> [PROVIDED TEXT]
(begin)

The Class D50 is a type of 2-8-2 steam locomotive built by the Japanese Government Railways (JGR), the Japanese National Railways (JNR) and various manufacturers from 1923 to 1931. The class name indicates that the locomotive has four sets of driving wheels (D) and belongs to one of the classes of tender locomotive allocated a number in the series 50 to 99 in the Japan Railways locomotive numbering and classification scheme of 1928. Hideo Shima designed the rest of the Class until 1931. 

The design of the D50 was based on the JNR Class 9600 which was introduced in 1916. A total of 380 Class D50 locomotives were built. Between 1951 and 1956 78 were rebuilt to Class D60  2-8-4 Berkshire’s by the JNR . This class would later form the JNR Class D51 .

Service in China

Manchukuo National Railway

In 1923, sixteen D50 class locomotives were exported to the Jichang Jidun Railway in Manchuria, which designated them class 500 and numbered 501 through 516. Ten were built by Kawasaki (works nos. 970−971, 1140−1170) and six by Kisha Seizō (w/n 965−970), and though very similar to the Japanese D50 class, there were some slight differences in dimensions due to the larger loading gauge on Chinese lines. After the establishment of Manchukuo, the Jichang Jidun Railway was nationalised along with other private railways to form the Manchukuo National Railway. The MNR classified these Mikana (ミカナ) class, numbered 6540−6555, renumbered 501−516 in 1938. After the establishment of the People's Republic of China, China Railways designated them ㄇㄎ5 (MK5) class in 1951, and subsequently 解放5 (JF5) class in 1959.

(end)

> [INPUT MATERIAL]
(begin)

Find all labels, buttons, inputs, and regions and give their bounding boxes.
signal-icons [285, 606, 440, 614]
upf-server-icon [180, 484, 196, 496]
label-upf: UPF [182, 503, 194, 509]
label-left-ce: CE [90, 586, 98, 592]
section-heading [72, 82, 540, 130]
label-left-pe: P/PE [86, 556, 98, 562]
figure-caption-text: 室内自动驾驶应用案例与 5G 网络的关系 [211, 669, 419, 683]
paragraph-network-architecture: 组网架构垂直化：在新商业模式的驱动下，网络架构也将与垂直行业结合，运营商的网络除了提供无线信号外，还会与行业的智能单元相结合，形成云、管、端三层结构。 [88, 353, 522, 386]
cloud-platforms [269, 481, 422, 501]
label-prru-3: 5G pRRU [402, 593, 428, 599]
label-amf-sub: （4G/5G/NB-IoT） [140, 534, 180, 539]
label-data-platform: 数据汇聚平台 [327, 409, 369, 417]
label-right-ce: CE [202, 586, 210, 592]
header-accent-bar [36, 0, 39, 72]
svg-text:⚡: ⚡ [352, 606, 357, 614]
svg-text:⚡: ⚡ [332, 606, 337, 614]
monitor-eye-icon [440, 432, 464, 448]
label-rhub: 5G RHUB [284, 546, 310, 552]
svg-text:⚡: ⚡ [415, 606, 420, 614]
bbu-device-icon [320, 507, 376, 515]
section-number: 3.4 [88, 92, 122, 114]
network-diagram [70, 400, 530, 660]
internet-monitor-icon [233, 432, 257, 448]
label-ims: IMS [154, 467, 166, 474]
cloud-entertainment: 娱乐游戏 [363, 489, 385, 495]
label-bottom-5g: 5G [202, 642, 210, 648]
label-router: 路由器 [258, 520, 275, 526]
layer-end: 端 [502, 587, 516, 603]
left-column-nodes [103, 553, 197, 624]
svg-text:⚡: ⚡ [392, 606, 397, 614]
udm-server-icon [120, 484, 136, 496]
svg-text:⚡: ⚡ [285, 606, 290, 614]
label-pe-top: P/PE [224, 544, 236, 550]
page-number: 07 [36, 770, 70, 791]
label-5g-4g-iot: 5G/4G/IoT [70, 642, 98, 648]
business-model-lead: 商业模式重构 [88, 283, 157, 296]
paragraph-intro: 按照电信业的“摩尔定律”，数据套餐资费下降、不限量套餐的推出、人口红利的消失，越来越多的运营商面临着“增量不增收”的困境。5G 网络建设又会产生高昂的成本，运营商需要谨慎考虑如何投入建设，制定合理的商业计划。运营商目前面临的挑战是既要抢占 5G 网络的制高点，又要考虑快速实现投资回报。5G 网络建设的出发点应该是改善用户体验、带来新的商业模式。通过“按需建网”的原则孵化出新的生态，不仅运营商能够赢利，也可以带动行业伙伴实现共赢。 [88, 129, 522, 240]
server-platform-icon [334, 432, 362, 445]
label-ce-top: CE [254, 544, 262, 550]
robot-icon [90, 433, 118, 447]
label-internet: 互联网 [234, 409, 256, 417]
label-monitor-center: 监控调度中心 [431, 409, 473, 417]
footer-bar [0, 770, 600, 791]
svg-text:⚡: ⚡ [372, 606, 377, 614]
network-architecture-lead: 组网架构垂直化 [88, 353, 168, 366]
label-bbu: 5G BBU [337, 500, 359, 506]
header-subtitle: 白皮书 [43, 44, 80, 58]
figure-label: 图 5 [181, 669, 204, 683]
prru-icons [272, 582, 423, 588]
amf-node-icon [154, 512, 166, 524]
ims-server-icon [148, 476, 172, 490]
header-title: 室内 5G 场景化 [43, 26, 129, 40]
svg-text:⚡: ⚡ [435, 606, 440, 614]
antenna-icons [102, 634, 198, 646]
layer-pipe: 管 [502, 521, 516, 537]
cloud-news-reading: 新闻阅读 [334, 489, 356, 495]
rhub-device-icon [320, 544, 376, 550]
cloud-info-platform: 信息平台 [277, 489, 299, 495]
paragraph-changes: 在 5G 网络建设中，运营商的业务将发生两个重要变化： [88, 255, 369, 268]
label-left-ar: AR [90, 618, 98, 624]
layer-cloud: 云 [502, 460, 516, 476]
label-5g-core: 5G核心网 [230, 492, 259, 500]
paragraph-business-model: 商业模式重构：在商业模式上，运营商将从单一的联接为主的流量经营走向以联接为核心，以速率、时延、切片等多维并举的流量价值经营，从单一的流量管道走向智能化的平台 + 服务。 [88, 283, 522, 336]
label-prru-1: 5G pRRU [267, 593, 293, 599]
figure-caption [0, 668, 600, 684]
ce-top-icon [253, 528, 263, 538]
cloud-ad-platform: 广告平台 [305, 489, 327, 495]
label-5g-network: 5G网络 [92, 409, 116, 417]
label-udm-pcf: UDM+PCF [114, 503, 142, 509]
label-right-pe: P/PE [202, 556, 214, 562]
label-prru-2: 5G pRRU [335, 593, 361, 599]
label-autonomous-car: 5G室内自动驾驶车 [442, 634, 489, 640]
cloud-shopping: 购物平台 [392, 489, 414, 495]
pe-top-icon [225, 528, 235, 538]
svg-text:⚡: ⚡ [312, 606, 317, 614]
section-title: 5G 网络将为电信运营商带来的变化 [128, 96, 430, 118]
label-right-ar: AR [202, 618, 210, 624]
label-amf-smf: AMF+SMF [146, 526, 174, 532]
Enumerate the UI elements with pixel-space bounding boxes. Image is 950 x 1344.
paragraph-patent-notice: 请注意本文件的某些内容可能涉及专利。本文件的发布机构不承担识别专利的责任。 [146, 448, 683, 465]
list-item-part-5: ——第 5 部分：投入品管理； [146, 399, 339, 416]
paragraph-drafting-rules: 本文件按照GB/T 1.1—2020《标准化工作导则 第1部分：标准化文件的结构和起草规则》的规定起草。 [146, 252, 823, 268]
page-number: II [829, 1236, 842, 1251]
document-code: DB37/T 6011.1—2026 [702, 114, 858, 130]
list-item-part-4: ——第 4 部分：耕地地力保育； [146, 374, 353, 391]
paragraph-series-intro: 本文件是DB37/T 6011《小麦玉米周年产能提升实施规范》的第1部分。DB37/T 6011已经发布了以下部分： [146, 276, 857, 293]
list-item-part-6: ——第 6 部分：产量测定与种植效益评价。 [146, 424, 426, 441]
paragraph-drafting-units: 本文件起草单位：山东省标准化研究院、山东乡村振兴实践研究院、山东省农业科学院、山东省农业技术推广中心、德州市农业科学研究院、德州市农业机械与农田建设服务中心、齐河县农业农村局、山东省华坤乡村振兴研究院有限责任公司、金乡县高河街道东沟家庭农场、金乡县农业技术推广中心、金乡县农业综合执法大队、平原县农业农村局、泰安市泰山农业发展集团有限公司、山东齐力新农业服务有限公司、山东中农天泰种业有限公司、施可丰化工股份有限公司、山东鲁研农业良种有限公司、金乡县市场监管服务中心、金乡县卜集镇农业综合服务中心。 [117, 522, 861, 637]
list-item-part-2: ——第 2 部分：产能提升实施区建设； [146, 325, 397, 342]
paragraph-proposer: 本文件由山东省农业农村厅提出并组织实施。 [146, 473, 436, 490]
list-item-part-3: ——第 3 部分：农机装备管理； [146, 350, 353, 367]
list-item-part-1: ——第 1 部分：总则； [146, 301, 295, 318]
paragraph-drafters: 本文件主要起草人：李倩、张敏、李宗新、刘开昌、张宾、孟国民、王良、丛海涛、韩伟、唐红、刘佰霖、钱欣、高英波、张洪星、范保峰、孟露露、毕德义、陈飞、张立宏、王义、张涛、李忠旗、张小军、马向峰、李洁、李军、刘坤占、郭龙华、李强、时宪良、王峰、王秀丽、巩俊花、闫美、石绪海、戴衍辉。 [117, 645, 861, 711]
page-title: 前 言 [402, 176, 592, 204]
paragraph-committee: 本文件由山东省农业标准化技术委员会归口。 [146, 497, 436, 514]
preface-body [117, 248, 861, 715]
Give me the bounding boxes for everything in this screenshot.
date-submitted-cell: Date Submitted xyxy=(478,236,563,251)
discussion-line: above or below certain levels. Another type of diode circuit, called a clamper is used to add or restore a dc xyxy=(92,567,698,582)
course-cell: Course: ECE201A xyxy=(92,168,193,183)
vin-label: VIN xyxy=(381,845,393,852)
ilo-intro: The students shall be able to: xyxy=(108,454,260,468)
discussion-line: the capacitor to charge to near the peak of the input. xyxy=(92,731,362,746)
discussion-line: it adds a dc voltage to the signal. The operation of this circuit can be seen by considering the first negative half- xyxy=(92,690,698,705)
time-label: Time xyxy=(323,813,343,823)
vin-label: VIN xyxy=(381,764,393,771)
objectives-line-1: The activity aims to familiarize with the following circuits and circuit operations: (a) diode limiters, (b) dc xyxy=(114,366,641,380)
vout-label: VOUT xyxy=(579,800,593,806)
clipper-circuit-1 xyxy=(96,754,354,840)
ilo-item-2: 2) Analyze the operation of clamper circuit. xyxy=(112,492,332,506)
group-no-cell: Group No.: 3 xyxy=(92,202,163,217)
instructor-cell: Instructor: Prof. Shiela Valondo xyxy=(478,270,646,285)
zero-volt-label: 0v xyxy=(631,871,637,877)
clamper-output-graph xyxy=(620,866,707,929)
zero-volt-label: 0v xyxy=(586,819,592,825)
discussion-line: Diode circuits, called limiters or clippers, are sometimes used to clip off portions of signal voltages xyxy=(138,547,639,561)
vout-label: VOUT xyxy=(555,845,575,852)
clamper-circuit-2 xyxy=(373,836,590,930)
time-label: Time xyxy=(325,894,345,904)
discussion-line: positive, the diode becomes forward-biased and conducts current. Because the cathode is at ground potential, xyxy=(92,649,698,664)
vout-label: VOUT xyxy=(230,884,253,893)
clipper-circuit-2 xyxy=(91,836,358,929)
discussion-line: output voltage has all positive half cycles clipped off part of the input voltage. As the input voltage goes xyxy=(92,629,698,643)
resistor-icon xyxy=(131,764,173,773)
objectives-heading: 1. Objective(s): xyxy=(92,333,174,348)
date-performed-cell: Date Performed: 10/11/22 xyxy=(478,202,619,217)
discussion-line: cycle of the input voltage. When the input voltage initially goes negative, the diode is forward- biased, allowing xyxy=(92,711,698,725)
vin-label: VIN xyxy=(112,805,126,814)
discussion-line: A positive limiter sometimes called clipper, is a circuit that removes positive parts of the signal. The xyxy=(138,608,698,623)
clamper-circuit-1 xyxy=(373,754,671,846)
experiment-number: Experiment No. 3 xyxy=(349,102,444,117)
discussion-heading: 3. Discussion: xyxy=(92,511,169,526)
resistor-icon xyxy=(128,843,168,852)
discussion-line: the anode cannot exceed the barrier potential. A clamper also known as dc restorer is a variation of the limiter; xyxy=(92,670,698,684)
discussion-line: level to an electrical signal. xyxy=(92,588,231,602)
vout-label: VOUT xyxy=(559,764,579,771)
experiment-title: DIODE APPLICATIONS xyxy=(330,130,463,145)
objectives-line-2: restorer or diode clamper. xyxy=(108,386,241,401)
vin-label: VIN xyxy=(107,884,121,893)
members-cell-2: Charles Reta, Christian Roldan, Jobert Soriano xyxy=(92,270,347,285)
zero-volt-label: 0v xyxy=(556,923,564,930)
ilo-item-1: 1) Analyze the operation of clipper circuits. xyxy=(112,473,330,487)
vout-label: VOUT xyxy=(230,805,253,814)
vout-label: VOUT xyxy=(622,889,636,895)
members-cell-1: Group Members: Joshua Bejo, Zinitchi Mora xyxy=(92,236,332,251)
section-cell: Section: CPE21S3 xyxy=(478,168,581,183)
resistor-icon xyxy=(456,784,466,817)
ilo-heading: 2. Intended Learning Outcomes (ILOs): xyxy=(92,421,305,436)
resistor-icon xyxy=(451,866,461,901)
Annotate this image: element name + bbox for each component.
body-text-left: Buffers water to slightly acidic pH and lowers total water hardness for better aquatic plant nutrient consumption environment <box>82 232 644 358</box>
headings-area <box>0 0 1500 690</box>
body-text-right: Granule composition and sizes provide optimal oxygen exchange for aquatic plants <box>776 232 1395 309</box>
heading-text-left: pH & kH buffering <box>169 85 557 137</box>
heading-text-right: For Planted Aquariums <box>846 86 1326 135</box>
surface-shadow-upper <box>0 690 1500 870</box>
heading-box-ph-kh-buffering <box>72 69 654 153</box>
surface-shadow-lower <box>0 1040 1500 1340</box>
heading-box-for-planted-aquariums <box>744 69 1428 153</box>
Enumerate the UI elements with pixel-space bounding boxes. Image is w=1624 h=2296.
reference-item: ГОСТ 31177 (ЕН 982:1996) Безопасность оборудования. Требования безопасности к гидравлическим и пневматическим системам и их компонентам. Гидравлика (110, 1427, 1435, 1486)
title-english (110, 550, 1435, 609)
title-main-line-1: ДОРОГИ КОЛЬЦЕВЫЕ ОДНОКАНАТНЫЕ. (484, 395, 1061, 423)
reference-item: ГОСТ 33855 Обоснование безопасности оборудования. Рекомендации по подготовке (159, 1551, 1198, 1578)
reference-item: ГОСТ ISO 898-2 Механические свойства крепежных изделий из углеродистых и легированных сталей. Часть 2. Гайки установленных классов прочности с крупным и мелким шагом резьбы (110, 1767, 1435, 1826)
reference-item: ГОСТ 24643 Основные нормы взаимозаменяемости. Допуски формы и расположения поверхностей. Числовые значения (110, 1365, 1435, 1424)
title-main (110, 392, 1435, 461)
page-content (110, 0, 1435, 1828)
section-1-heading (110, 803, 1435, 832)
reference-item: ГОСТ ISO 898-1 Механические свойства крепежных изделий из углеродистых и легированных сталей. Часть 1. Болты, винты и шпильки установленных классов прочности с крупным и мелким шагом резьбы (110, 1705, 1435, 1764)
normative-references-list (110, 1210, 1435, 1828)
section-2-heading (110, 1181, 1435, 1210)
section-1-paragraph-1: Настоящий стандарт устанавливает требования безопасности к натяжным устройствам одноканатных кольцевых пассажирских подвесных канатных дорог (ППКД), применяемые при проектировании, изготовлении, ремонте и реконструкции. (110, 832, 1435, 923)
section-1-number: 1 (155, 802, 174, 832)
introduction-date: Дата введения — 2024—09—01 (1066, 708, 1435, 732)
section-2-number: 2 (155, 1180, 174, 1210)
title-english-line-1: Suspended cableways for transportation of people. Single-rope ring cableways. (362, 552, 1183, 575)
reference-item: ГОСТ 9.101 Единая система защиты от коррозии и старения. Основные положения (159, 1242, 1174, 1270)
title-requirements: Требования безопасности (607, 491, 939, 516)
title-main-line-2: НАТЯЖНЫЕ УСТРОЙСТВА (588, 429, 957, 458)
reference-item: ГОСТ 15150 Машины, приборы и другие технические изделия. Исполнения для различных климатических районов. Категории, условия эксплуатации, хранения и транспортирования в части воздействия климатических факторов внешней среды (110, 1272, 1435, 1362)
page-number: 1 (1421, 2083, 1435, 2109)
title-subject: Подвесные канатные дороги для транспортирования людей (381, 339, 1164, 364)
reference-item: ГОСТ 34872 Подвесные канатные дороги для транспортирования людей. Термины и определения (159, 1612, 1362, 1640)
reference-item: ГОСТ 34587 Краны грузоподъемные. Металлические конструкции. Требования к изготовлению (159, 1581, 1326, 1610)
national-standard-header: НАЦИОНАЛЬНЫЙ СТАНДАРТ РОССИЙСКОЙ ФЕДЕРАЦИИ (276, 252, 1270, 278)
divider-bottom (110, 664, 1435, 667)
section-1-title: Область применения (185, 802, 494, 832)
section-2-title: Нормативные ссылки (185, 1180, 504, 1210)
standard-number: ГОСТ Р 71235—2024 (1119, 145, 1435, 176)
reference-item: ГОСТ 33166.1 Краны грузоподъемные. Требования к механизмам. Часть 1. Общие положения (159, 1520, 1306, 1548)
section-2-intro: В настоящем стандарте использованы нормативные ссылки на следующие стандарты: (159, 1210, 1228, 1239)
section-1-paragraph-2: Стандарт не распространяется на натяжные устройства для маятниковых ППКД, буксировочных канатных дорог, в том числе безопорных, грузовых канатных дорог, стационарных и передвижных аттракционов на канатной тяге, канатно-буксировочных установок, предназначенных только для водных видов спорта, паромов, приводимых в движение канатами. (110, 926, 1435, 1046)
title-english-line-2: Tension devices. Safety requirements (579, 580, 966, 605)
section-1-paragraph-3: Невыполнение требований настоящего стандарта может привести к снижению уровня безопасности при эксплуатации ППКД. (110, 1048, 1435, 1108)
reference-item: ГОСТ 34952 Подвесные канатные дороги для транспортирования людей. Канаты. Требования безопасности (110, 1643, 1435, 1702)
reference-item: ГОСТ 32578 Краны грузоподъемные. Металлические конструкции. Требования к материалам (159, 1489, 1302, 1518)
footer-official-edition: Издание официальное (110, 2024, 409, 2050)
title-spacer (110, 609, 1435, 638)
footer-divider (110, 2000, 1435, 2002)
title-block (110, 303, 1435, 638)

(end)

> [TASKS TO PERFORM]
[a] Answer these from the passage on the Class D50 locomotive:
(i) In what year was the JNR Class 9600 introduced?
(ii) How many Class D50 locomotives were built in total?
(iii) How many D50 class locomotives were exported to the Jichang Jidun Railway in 1923?
[b] Reproduce the lines of the records from the start of the records through the line containing "section-heading [72, 82, 540, 130]".

> [SOLUTIONS TO THE TASKS]
[a]
(i) 1916
(ii) 380
(iii) Sixteen

[b]
Find all labels, buttons, inputs, and regions and give their bounding boxes.
signal-icons [285, 606, 440, 614]
upf-server-icon [180, 484, 196, 496]
label-upf: UPF [182, 503, 194, 509]
label-left-ce: CE [90, 586, 98, 592]
section-heading [72, 82, 540, 130]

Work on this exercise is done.